======== Record extracts ========

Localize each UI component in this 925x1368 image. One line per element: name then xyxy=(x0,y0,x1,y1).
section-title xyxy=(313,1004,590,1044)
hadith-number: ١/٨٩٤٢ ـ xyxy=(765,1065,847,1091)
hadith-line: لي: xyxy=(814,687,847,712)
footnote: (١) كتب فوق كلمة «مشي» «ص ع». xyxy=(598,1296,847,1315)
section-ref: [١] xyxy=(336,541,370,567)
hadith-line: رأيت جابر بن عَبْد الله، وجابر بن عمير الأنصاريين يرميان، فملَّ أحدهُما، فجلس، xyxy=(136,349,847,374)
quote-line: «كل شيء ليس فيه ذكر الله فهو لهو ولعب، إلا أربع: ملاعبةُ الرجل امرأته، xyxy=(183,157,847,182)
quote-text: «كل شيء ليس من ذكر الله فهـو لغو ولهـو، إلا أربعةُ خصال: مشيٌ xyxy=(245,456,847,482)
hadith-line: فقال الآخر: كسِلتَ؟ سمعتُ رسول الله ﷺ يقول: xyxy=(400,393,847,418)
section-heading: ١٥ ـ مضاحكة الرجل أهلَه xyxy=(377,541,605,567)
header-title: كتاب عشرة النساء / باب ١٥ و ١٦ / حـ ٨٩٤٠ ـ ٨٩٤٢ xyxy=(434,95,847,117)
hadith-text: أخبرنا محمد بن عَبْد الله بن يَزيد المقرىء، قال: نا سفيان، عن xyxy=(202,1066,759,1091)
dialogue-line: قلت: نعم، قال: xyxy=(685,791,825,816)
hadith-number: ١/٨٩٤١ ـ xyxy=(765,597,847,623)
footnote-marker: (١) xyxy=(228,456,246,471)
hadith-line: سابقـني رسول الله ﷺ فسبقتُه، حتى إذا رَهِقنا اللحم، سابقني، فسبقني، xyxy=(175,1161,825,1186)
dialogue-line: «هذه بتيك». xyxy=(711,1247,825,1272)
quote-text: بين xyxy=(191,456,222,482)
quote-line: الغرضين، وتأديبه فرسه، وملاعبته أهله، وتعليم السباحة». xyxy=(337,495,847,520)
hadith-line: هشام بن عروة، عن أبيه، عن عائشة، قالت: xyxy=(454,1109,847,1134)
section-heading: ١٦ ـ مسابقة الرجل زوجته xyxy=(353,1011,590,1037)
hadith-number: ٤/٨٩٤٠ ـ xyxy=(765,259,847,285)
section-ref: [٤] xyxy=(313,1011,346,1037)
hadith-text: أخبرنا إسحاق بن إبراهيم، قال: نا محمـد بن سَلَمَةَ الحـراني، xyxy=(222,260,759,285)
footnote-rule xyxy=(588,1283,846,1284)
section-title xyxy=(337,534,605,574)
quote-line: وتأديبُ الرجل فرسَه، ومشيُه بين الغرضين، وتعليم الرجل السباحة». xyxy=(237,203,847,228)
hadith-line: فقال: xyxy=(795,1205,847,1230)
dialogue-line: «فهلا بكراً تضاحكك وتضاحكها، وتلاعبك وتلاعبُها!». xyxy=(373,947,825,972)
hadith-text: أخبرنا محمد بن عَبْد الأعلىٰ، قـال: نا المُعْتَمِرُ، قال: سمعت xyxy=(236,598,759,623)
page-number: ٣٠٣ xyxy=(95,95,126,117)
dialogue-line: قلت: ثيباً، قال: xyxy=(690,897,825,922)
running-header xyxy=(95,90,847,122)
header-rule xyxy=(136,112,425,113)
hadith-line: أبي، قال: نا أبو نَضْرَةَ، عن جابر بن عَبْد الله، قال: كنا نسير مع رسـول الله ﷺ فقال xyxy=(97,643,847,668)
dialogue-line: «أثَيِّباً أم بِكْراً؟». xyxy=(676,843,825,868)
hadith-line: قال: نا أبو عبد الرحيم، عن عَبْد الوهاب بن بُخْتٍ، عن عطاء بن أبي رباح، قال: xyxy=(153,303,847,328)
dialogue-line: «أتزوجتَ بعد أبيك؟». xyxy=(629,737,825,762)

========

*Task to complete:*
Rewrite all of the items above, replacing every occurrence of "dialogue-line" with "speech-line" and leaving everything else unchanged.

*Solution below:*
Localize each UI component in this 925x1368 image. One line per element: name then xyxy=(x0,y0,x1,y1).
section-title xyxy=(313,1004,590,1044)
hadith-number: ١/٨٩٤٢ ـ xyxy=(765,1065,847,1091)
hadith-line: لي: xyxy=(814,687,847,712)
footnote: (١) كتب فوق كلمة «مشي» «ص ع». xyxy=(598,1296,847,1315)
section-ref: [١] xyxy=(336,541,370,567)
hadith-line: رأيت جابر بن عَبْد الله، وجابر بن عمير الأنصاريين يرميان، فملَّ أحدهُما، فجلس، xyxy=(136,349,847,374)
quote-line: «كل شيء ليس فيه ذكر الله فهو لهو ولعب، إلا أربع: ملاعبةُ الرجل امرأته، xyxy=(183,157,847,182)
quote-text: «كل شيء ليس من ذكر الله فهـو لغو ولهـو، إلا أربعةُ خصال: مشيٌ xyxy=(245,456,847,482)
hadith-line: فقال الآخر: كسِلتَ؟ سمعتُ رسول الله ﷺ يقول: xyxy=(400,393,847,418)
section-heading: ١٥ ـ مضاحكة الرجل أهلَه xyxy=(377,541,605,567)
header-title: كتاب عشرة النساء / باب ١٥ و ١٦ / حـ ٨٩٤٠ ـ ٨٩٤٢ xyxy=(434,95,847,117)
hadith-text: أخبرنا محمد بن عَبْد الله بن يَزيد المقرىء، قال: نا سفيان، عن xyxy=(202,1066,759,1091)
speech-line: قلت: نعم، قال: xyxy=(685,791,825,816)
hadith-number: ١/٨٩٤١ ـ xyxy=(765,597,847,623)
footnote-marker: (١) xyxy=(228,456,246,471)
hadith-line: سابقـني رسول الله ﷺ فسبقتُه، حتى إذا رَهِقنا اللحم، سابقني، فسبقني، xyxy=(175,1161,825,1186)
speech-line: «هذه بتيك». xyxy=(711,1247,825,1272)
quote-text: بين xyxy=(191,456,222,482)
quote-line: الغرضين، وتأديبه فرسه، وملاعبته أهله، وتعليم السباحة». xyxy=(337,495,847,520)
hadith-line: هشام بن عروة، عن أبيه، عن عائشة، قالت: xyxy=(454,1109,847,1134)
section-heading: ١٦ ـ مسابقة الرجل زوجته xyxy=(353,1011,590,1037)
hadith-number: ٤/٨٩٤٠ ـ xyxy=(765,259,847,285)
section-ref: [٤] xyxy=(313,1011,346,1037)
hadith-text: أخبرنا إسحاق بن إبراهيم، قال: نا محمـد بن سَلَمَةَ الحـراني، xyxy=(222,260,759,285)
footnote-rule xyxy=(588,1283,846,1284)
section-title xyxy=(337,534,605,574)
quote-line: وتأديبُ الرجل فرسَه، ومشيُه بين الغرضين، وتعليم الرجل السباحة». xyxy=(237,203,847,228)
hadith-line: فقال: xyxy=(795,1205,847,1230)
speech-line: «فهلا بكراً تضاحكك وتضاحكها، وتلاعبك وتلاعبُها!». xyxy=(373,947,825,972)
hadith-text: أخبرنا محمد بن عَبْد الأعلىٰ، قـال: نا المُعْتَمِرُ، قال: سمعت xyxy=(236,598,759,623)
page-number: ٣٠٣ xyxy=(95,95,126,117)
speech-line: قلت: ثيباً، قال: xyxy=(690,897,825,922)
running-header xyxy=(95,90,847,122)
header-rule xyxy=(136,112,425,113)
hadith-line: أبي، قال: نا أبو نَضْرَةَ، عن جابر بن عَبْد الله، قال: كنا نسير مع رسـول الله ﷺ فقال xyxy=(97,643,847,668)
speech-line: «أثَيِّباً أم بِكْراً؟». xyxy=(676,843,825,868)
hadith-line: قال: نا أبو عبد الرحيم، عن عَبْد الوهاب بن بُخْتٍ، عن عطاء بن أبي رباح، قال: xyxy=(153,303,847,328)
speech-line: «أتزوجتَ بعد أبيك؟». xyxy=(629,737,825,762)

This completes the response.